++++ Data shown
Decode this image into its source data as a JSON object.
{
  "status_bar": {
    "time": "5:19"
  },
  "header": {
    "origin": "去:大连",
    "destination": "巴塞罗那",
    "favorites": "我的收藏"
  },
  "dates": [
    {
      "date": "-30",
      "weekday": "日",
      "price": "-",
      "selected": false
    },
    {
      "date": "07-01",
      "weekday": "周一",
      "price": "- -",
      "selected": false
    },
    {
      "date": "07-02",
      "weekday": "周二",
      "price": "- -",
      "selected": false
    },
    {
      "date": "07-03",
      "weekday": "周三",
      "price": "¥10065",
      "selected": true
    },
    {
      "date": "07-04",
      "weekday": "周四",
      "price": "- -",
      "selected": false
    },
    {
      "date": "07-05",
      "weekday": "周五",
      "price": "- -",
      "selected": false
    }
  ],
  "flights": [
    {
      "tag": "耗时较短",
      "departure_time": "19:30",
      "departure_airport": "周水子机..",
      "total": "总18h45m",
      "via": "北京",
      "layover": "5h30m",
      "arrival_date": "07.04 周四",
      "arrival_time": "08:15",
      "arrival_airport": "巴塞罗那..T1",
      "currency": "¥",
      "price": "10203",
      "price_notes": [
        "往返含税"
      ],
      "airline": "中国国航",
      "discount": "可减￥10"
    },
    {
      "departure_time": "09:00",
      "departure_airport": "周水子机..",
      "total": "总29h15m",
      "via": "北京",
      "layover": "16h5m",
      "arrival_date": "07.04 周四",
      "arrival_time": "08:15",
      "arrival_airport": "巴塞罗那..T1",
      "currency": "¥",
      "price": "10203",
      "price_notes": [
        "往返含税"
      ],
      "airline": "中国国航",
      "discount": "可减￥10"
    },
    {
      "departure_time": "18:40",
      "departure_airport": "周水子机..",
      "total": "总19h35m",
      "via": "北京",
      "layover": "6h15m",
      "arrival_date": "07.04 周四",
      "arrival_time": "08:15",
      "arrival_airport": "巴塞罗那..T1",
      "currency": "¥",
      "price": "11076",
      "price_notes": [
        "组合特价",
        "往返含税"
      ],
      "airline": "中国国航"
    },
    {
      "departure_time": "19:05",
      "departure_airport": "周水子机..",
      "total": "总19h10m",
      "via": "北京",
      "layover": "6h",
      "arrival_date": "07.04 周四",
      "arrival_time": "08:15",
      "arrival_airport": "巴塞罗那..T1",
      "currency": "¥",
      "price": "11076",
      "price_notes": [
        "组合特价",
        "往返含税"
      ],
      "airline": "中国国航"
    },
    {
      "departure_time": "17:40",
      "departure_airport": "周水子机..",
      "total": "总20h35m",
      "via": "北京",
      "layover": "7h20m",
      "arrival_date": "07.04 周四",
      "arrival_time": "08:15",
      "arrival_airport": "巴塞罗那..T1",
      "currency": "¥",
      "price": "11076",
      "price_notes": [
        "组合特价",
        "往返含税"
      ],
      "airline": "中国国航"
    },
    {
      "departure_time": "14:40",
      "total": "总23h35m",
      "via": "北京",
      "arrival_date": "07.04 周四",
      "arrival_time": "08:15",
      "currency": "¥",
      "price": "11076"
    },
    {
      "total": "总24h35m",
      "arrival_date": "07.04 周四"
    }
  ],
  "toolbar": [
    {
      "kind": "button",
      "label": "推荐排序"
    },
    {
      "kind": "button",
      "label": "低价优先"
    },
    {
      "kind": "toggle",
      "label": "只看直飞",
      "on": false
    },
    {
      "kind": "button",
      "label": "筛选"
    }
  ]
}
++++++++
Problem. The records above need to be transcribed in full. Keep every character unchanged.

Output below.
Decode this image into its source data as a JSON object.
{
  "status_bar": {
    "time": "5:19"
  },
  "header": {
    "origin": "去:大连",
    "destination": "巴塞罗那",
    "favorites": "我的收藏"
  },
  "dates": [
    {
      "date": "-30",
      "weekday": "日",
      "price": "-",
      "selected": false
    },
    {
      "date": "07-01",
      "weekday": "周一",
      "price": "- -",
      "selected": false
    },
    {
      "date": "07-02",
      "weekday": "周二",
      "price": "- -",
      "selected": false
    },
    {
      "date": "07-03",
      "weekday": "周三",
      "price": "¥10065",
      "selected": true
    },
    {
      "date": "07-04",
      "weekday": "周四",
      "price": "- -",
      "selected": false
    },
    {
      "date": "07-05",
      "weekday": "周五",
      "price": "- -",
      "selected": false
    }
  ],
  "flights": [
    {
      "tag": "耗时较短",
      "departure_time": "19:30",
      "departure_airport": "周水子机..",
      "total": "总18h45m",
      "via": "北京",
      "layover": "5h30m",
      "arrival_date": "07.04 周四",
      "arrival_time": "08:15",
      "arrival_airport": "巴塞罗那..T1",
      "currency": "¥",
      "price": "10203",
      "price_notes": [
        "往返含税"
      ],
      "airline": "中国国航",
      "discount": "可减￥10"
    },
    {
      "departure_time": "09:00",
      "departure_airport": "周水子机..",
      "total": "总29h15m",
      "via": "北京",
      "layover": "16h5m",
      "arrival_date": "07.04 周四",
      "arrival_time": "08:15",
      "arrival_airport": "巴塞罗那..T1",
      "currency": "¥",
      "price": "10203",
      "price_notes": [
        "往返含税"
      ],
      "airline": "中国国航",
      "discount": "可减￥10"
    },
    {
      "departure_time": "18:40",
      "departure_airport": "周水子机..",
      "total": "总19h35m",
      "via": "北京",
      "layover": "6h15m",
      "arrival_date": "07.04 周四",
      "arrival_time": "08:15",
      "arrival_airport": "巴塞罗那..T1",
      "currency": "¥",
      "price": "11076",
      "price_notes": [
        "组合特价",
        "往返含税"
      ],
      "airline": "中国国航"
    },
    {
      "departure_time": "19:05",
      "departure_airport": "周水子机..",
      "total": "总19h10m",
      "via": "北京",
      "layover": "6h",
      "arrival_date": "07.04 周四",
      "arrival_time": "08:15",
      "arrival_airport": "巴塞罗那..T1",
      "currency": "¥",
      "price": "11076",
      "price_notes": [
        "组合特价",
        "往返含税"
      ],
      "airline": "中国国航"
    },
    {
      "departure_time": "17:40",
      "departure_airport": "周水子机..",
      "total": "总20h35m",
      "via": "北京",
      "layover": "7h20m",
      "arrival_date": "07.04 周四",
      "arrival_time": "08:15",
      "arrival_airport": "巴塞罗那..T1",
      "currency": "¥",
      "price": "11076",
      "price_notes": [
        "组合特价",
        "往返含税"
      ],
      "airline": "中国国航"
    },
    {
      "departure_time": "14:40",
      "total": "总23h35m",
      "via": "北京",
      "arrival_date": "07.04 周四",
      "arrival_time": "08:15",
      "currency": "¥",
      "price": "11076"
    },
    {
      "total": "总24h35m",
      "arrival_date": "07.04 周四"
    }
  ],
  "toolbar": [
    {
      "kind": "button",
      "label": "推荐排序"
    },
    {
      "kind": "button",
      "label": "低价优先"
    },
    {
      "kind": "toggle",
      "label": "只看直飞",
      "on": false
    },
    {
      "kind": "button",
      "label": "筛选"
    }
  ]
}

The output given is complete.